───── MATERIAL TO PROCESS
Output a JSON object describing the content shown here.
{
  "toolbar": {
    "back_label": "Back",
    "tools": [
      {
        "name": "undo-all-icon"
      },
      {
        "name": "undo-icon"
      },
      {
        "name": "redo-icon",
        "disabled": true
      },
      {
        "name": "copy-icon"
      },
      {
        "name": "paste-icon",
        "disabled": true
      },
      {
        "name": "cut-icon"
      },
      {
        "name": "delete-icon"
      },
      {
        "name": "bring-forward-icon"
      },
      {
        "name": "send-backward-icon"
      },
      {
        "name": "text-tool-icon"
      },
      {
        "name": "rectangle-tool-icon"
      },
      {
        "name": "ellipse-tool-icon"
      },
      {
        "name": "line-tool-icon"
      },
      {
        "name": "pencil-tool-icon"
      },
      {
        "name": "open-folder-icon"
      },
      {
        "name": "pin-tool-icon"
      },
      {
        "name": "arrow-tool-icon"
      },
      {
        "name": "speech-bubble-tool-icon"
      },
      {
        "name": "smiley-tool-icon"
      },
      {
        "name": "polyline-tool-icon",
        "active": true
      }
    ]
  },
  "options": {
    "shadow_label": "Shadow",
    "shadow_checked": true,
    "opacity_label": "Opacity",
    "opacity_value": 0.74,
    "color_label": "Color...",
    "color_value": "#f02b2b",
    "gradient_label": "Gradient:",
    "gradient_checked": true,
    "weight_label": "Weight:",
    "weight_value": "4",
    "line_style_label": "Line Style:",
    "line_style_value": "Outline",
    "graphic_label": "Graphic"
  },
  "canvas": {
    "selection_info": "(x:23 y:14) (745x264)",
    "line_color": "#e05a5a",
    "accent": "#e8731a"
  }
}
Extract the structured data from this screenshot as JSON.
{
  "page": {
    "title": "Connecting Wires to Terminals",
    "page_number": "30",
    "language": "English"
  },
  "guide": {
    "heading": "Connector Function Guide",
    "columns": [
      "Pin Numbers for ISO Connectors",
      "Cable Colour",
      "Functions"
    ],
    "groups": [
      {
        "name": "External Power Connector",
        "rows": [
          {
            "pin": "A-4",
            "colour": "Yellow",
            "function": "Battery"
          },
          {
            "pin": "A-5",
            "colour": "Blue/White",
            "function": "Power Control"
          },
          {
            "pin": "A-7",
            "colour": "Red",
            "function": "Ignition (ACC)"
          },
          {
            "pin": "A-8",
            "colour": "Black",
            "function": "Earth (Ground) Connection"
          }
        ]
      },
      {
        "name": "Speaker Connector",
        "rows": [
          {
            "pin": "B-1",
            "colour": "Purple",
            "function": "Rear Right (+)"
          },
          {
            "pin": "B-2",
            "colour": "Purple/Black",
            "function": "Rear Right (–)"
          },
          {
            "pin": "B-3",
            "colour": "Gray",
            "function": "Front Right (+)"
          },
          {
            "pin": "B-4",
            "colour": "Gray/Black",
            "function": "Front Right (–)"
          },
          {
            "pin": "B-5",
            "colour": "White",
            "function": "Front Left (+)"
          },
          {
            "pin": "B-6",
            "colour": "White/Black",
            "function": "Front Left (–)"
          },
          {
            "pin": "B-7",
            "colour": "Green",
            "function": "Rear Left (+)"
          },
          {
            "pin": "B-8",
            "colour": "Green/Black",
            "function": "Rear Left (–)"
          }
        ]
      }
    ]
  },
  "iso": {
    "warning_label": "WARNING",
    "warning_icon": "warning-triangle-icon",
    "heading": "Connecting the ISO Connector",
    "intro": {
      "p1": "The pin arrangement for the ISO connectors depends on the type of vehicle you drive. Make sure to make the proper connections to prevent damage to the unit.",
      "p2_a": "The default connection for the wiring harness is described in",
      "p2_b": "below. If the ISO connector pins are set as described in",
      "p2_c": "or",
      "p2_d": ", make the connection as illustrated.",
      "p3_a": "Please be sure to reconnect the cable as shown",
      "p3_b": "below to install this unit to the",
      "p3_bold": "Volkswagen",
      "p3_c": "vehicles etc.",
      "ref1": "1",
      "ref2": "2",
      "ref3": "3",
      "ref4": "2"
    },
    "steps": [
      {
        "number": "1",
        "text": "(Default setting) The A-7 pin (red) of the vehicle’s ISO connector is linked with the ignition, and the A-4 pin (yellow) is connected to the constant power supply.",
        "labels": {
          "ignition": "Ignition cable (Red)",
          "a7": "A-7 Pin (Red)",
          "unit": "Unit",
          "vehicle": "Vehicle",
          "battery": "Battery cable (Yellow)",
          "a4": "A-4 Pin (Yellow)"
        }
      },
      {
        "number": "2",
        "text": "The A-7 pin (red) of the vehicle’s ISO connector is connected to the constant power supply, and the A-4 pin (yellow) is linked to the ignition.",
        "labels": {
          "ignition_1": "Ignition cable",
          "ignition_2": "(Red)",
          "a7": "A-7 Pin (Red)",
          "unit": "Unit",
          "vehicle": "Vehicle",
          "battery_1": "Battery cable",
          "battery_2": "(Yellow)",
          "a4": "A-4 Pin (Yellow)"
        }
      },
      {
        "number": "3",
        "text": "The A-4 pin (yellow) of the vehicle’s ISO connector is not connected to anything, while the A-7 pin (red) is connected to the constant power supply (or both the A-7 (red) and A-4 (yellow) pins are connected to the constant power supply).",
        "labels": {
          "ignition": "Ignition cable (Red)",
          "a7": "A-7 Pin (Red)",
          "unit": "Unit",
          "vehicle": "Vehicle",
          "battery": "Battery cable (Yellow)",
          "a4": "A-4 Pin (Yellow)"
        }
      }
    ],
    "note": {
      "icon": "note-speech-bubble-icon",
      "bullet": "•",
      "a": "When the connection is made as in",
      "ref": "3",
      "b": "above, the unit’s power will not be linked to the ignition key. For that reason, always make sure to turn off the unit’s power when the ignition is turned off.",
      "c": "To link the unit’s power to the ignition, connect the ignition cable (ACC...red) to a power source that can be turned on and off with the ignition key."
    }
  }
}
──────────
[REQUIREMENT]: Reproduce all data above, unchanged.

[SOLUTION TO THE EXERCISE]:
Output a JSON object describing the content shown here.
{
  "toolbar": {
    "back_label": "Back",
    "tools": [
      {
        "name": "undo-all-icon"
      },
      {
        "name": "undo-icon"
      },
      {
        "name": "redo-icon",
        "disabled": true
      },
      {
        "name": "copy-icon"
      },
      {
        "name": "paste-icon",
        "disabled": true
      },
      {
        "name": "cut-icon"
      },
      {
        "name": "delete-icon"
      },
      {
        "name": "bring-forward-icon"
      },
      {
        "name": "send-backward-icon"
      },
      {
        "name": "text-tool-icon"
      },
      {
        "name": "rectangle-tool-icon"
      },
      {
        "name": "ellipse-tool-icon"
      },
      {
        "name": "line-tool-icon"
      },
      {
        "name": "pencil-tool-icon"
      },
      {
        "name": "open-folder-icon"
      },
      {
        "name": "pin-tool-icon"
      },
      {
        "name": "arrow-tool-icon"
      },
      {
        "name": "speech-bubble-tool-icon"
      },
      {
        "name": "smiley-tool-icon"
      },
      {
        "name": "polyline-tool-icon",
        "active": true
      }
    ]
  },
  "options": {
    "shadow_label": "Shadow",
    "shadow_checked": true,
    "opacity_label": "Opacity",
    "opacity_value": 0.74,
    "color_label": "Color...",
    "color_value": "#f02b2b",
    "gradient_label": "Gradient:",
    "gradient_checked": true,
    "weight_label": "Weight:",
    "weight_value": "4",
    "line_style_label": "Line Style:",
    "line_style_value": "Outline",
    "graphic_label": "Graphic"
  },
  "canvas": {
    "selection_info": "(x:23 y:14) (745x264)",
    "line_color": "#e05a5a",
    "accent": "#e8731a"
  }
}
Extract the structured data from this screenshot as JSON.
{
  "page": {
    "title": "Connecting Wires to Terminals",
    "page_number": "30",
    "language": "English"
  },
  "guide": {
    "heading": "Connector Function Guide",
    "columns": [
      "Pin Numbers for ISO Connectors",
      "Cable Colour",
      "Functions"
    ],
    "groups": [
      {
        "name": "External Power Connector",
        "rows": [
          {
            "pin": "A-4",
            "colour": "Yellow",
            "function": "Battery"
          },
          {
            "pin": "A-5",
            "colour": "Blue/White",
            "function": "Power Control"
          },
          {
            "pin": "A-7",
            "colour": "Red",
            "function": "Ignition (ACC)"
          },
          {
            "pin": "A-8",
            "colour": "Black",
            "function": "Earth (Ground) Connection"
          }
        ]
      },
      {
        "name": "Speaker Connector",
        "rows": [
          {
            "pin": "B-1",
            "colour": "Purple",
            "function": "Rear Right (+)"
          },
          {
            "pin": "B-2",
            "colour": "Purple/Black",
            "function": "Rear Right (–)"
          },
          {
            "pin": "B-3",
            "colour": "Gray",
            "function": "Front Right (+)"
          },
          {
            "pin": "B-4",
            "colour": "Gray/Black",
            "function": "Front Right (–)"
          },
          {
            "pin": "B-5",
            "colour": "White",
            "function": "Front Left (+)"
          },
          {
            "pin": "B-6",
            "colour": "White/Black",
            "function": "Front Left (–)"
          },
          {
            "pin": "B-7",
            "colour": "Green",
            "function": "Rear Left (+)"
          },
          {
            "pin": "B-8",
            "colour": "Green/Black",
            "function": "Rear Left (–)"
          }
        ]
      }
    ]
  },
  "iso": {
    "warning_label": "WARNING",
    "warning_icon": "warning-triangle-icon",
    "heading": "Connecting the ISO Connector",
    "intro": {
      "p1": "The pin arrangement for the ISO connectors depends on the type of vehicle you drive. Make sure to make the proper connections to prevent damage to the unit.",
      "p2_a": "The default connection for the wiring harness is described in",
      "p2_b": "below. If the ISO connector pins are set as described in",
      "p2_c": "or",
      "p2_d": ", make the connection as illustrated.",
      "p3_a": "Please be sure to reconnect the cable as shown",
      "p3_b": "below to install this unit to the",
      "p3_bold": "Volkswagen",
      "p3_c": "vehicles etc.",
      "ref1": "1",
      "ref2": "2",
      "ref3": "3",
      "ref4": "2"
    },
    "steps": [
      {
        "number": "1",
        "text": "(Default setting) The A-7 pin (red) of the vehicle’s ISO connector is linked with the ignition, and the A-4 pin (yellow) is connected to the constant power supply.",
        "labels": {
          "ignition": "Ignition cable (Red)",
          "a7": "A-7 Pin (Red)",
          "unit": "Unit",
          "vehicle": "Vehicle",
          "battery": "Battery cable (Yellow)",
          "a4": "A-4 Pin (Yellow)"
        }
      },
      {
        "number": "2",
        "text": "The A-7 pin (red) of the vehicle’s ISO connector is connected to the constant power supply, and the A-4 pin (yellow) is linked to the ignition.",
        "labels": {
          "ignition_1": "Ignition cable",
          "ignition_2": "(Red)",
          "a7": "A-7 Pin (Red)",
          "unit": "Unit",
          "vehicle": "Vehicle",
          "battery_1": "Battery cable",
          "battery_2": "(Yellow)",
          "a4": "A-4 Pin (Yellow)"
        }
      },
      {
        "number": "3",
        "text": "The A-4 pin (yellow) of the vehicle’s ISO connector is not connected to anything, while the A-7 pin (red) is connected to the constant power supply (or both the A-7 (red) and A-4 (yellow) pins are connected to the constant power supply).",
        "labels": {
          "ignition": "Ignition cable (Red)",
          "a7": "A-7 Pin (Red)",
          "unit": "Unit",
          "vehicle": "Vehicle",
          "battery": "Battery cable (Yellow)",
          "a4": "A-4 Pin (Yellow)"
        }
      }
    ],
    "note": {
      "icon": "note-speech-bubble-icon",
      "bullet": "•",
      "a": "When the connection is made as in",
      "ref": "3",
      "b": "above, the unit’s power will not be linked to the ignition key. For that reason, always make sure to turn off the unit’s power when the ignition is turned off.",
      "c": "To link the unit’s power to the ignition, connect the ignition cable (ACC...red) to a power source that can be turned on and off with the ignition key."
    }
  }
}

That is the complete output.